**DATA PROVIDED**
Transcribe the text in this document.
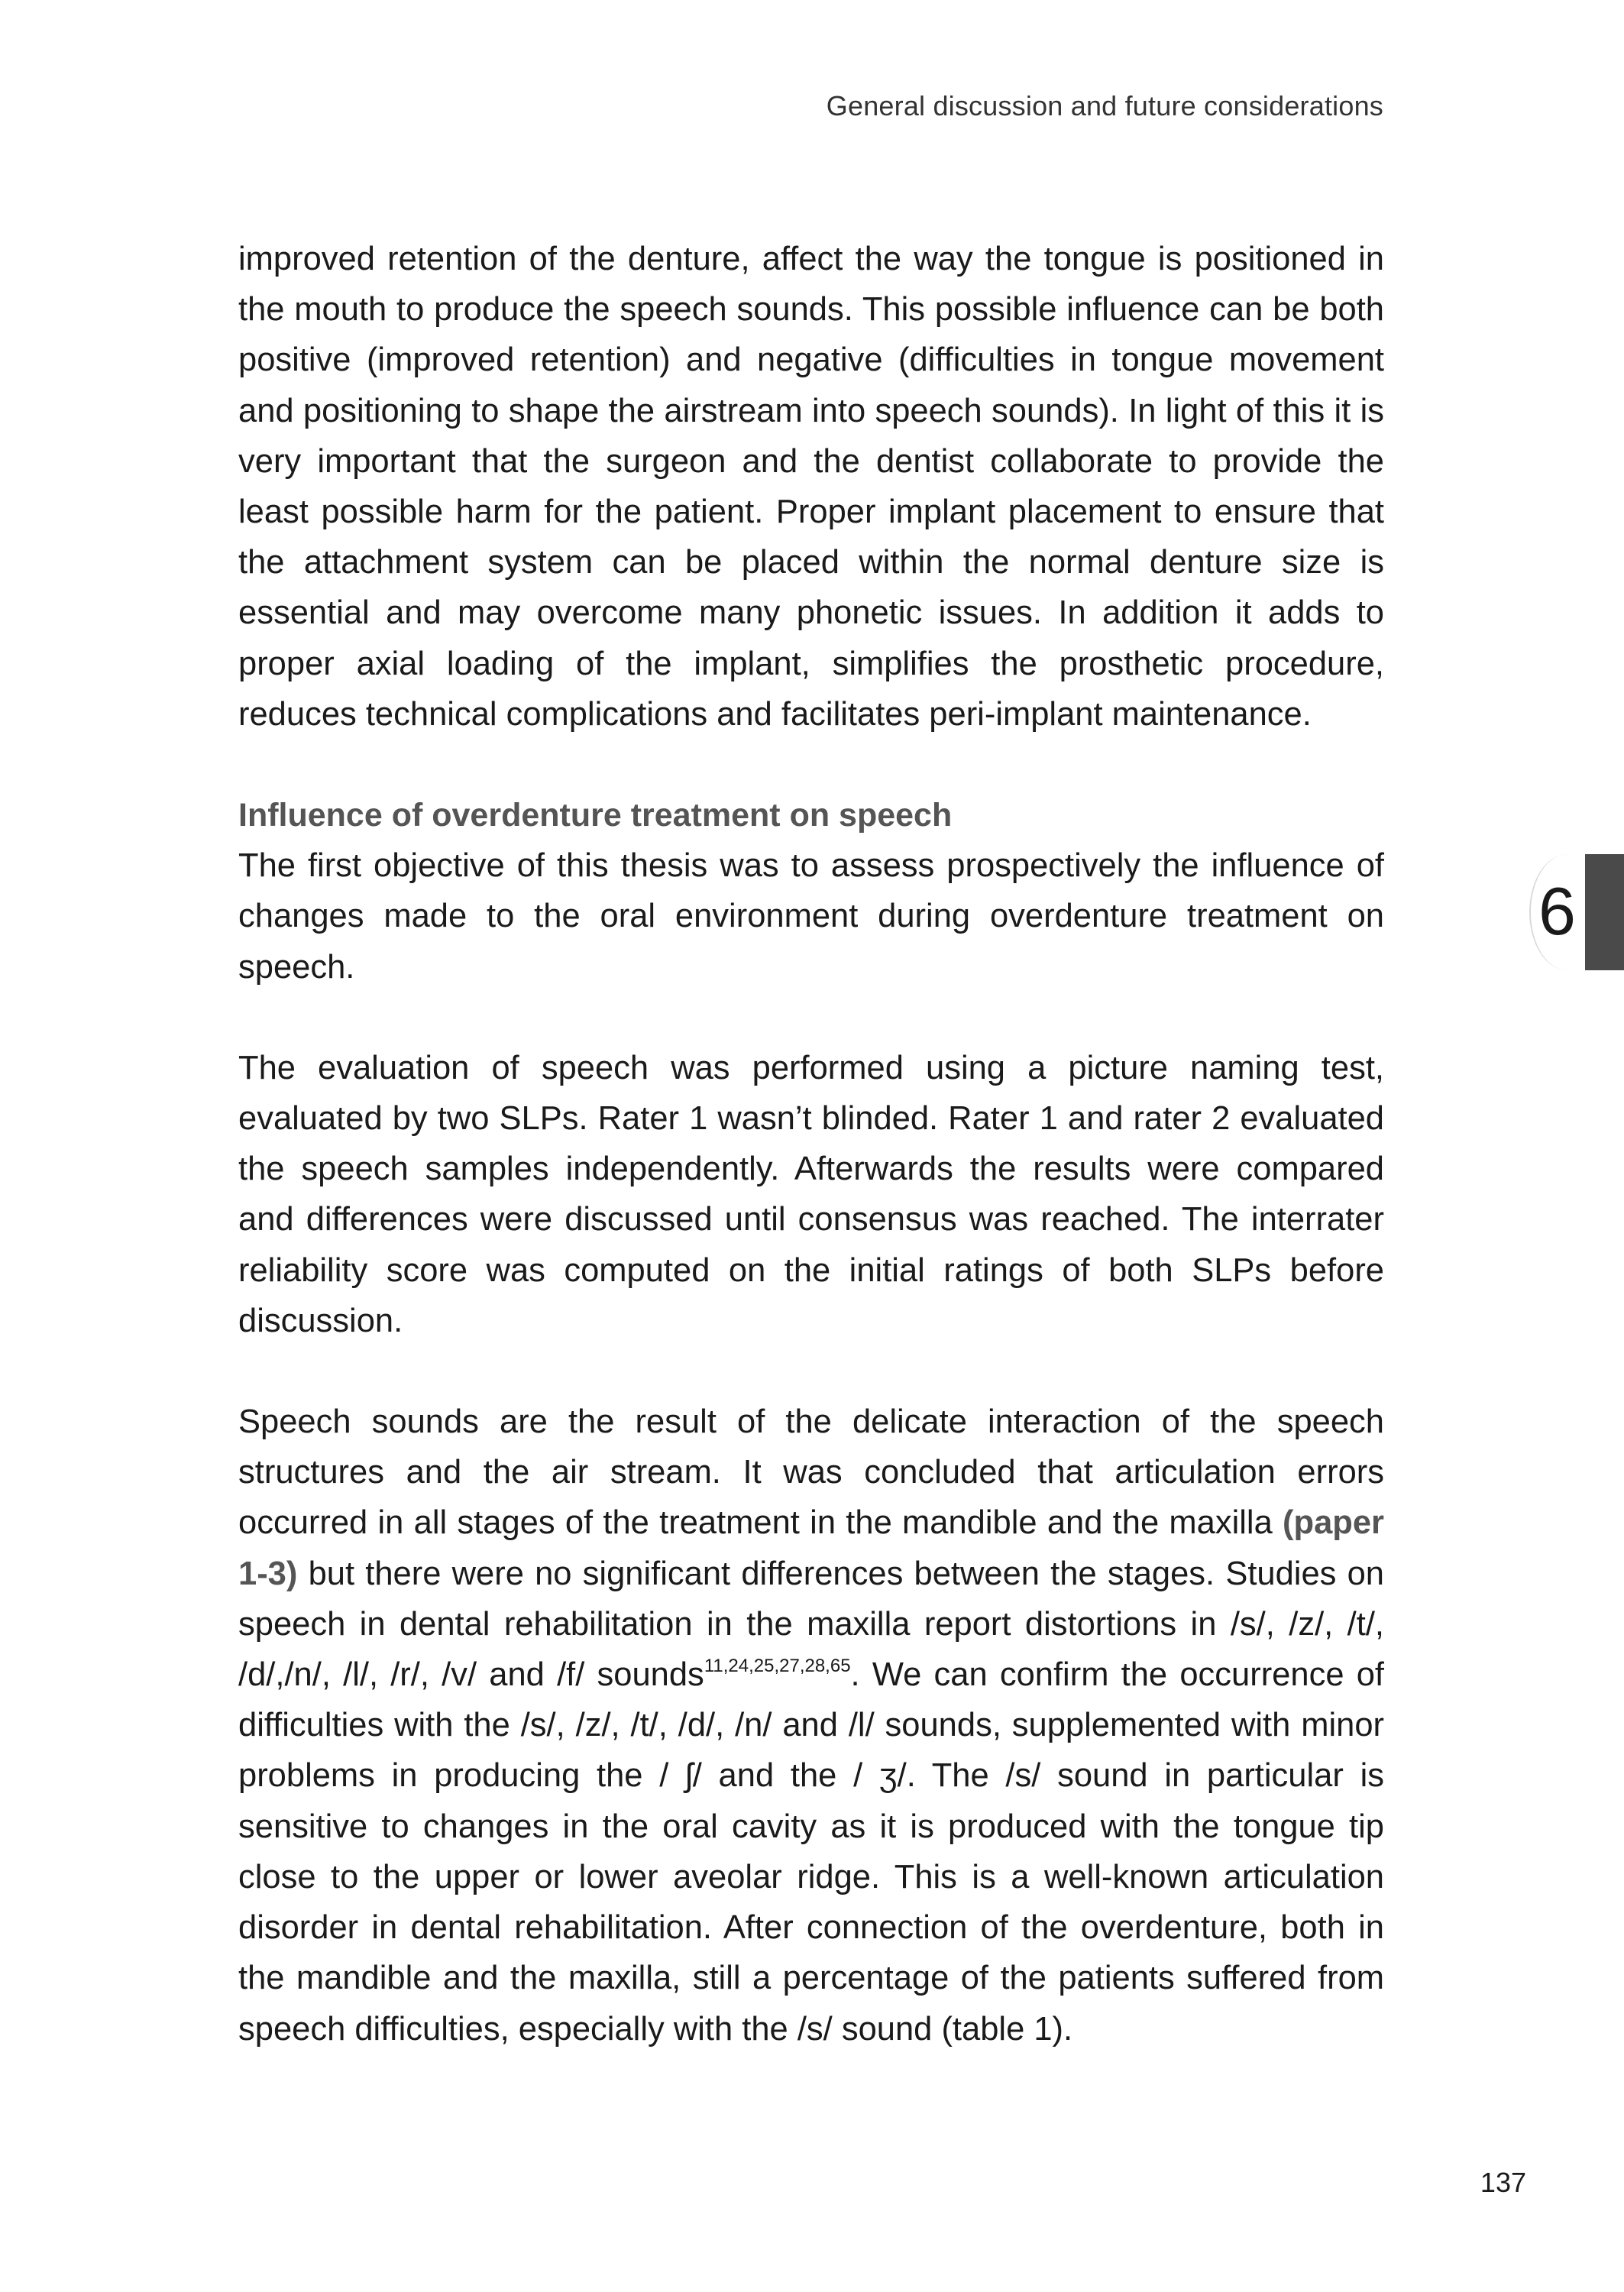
General discussion and future considerations
6

improved retention of the denture, affect the way the tongue is positioned in the mouth to produce the speech sounds. This possible influence can be both positive (improved retention) and negative (difficulties in tongue movement and positioning to shape the airstream into speech sounds). In light of this it is very important that the surgeon and the dentist collaborate to provide the least possible harm for the patient. Proper implant placement to ensure that the attachment system can be placed within the normal denture size is essential and may overcome many phonetic issues. In addition it adds to proper axial loading of the implant, simplifies the prosthetic procedure, reduces technical complications and facilitates peri-implant maintenance.

Influence of overdenture treatment on speech

The first objective of this thesis was to assess prospectively the influence of changes made to the oral environment during overdenture treatment on speech.

The evaluation of speech was performed using a picture naming test, evaluated by two SLPs. Rater 1 wasn’t blinded. Rater 1 and rater 2 evaluated the speech samples independently. Afterwards the results were compared and differences were discussed until consensus was reached. The interrater reliability score was computed on the initial ratings of both SLPs before discussion.

Speech sounds are the result of the delicate interaction of the speech structures and the air stream. It was concluded that articulation errors occurred in all stages of the treatment in the mandible and the maxilla (paper 1-3) but there were no significant differences between the stages. Studies on speech in dental rehabilitation in the maxilla report distortions in /s/, /z/, /t/, /d/,/n/, /l/, /r/, /v/ and /f/ sounds$^{11,24,25,27,28,65}$. We can confirm the occurrence of difficulties with the /s/, /z/, /t/, /d/, /n/ and /l/ sounds, supplemented with minor problems in producing the / ʃ/ and the / ʒ/. The /s/ sound in particular is sensitive to changes in the oral cavity as it is produced with the tongue tip close to the upper or lower aveolar ridge. This is a well-known articulation disorder in dental rehabilitation. After connection of the overdenture, both in the mandible and the maxilla, still a percentage of the patients suffered from speech difficulties, especially with the /s/ sound (table 1).

137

**ABOUT THIS EXERCISE**
Restate the listing word for word and drop the pictures.

**EXERCISE OUTPUT**
Transcribe the text in this document.
General discussion and future considerations
6

improved retention of the denture, affect the way the tongue is positioned in the mouth to produce the speech sounds. This possible influence can be both positive (improved retention) and negative (difficulties in tongue movement and positioning to shape the airstream into speech sounds). In light of this it is very important that the surgeon and the dentist collaborate to provide the least possible harm for the patient. Proper implant placement to ensure that the attachment system can be placed within the normal denture size is essential and may overcome many phonetic issues. In addition it adds to proper axial loading of the implant, simplifies the prosthetic procedure, reduces technical complications and facilitates peri-implant maintenance.

Influence of overdenture treatment on speech

The first objective of this thesis was to assess prospectively the influence of changes made to the oral environment during overdenture treatment on speech.

The evaluation of speech was performed using a picture naming test, evaluated by two SLPs. Rater 1 wasn’t blinded. Rater 1 and rater 2 evaluated the speech samples independently. Afterwards the results were compared and differences were discussed until consensus was reached. The interrater reliability score was computed on the initial ratings of both SLPs before discussion.

Speech sounds are the result of the delicate interaction of the speech structures and the air stream. It was concluded that articulation errors occurred in all stages of the treatment in the mandible and the maxilla (paper 1-3) but there were no significant differences between the stages. Studies on speech in dental rehabilitation in the maxilla report distortions in /s/, /z/, /t/, /d/,/n/, /l/, /r/, /v/ and /f/ sounds$^{11,24,25,27,28,65}$. We can confirm the occurrence of difficulties with the /s/, /z/, /t/, /d/, /n/ and /l/ sounds, supplemented with minor problems in producing the / ʃ/ and the / ʒ/. The /s/ sound in particular is sensitive to changes in the oral cavity as it is produced with the tongue tip close to the upper or lower aveolar ridge. This is a well-known articulation disorder in dental rehabilitation. After connection of the overdenture, both in the mandible and the maxilla, still a percentage of the patients suffered from speech difficulties, especially with the /s/ sound (table 1).

137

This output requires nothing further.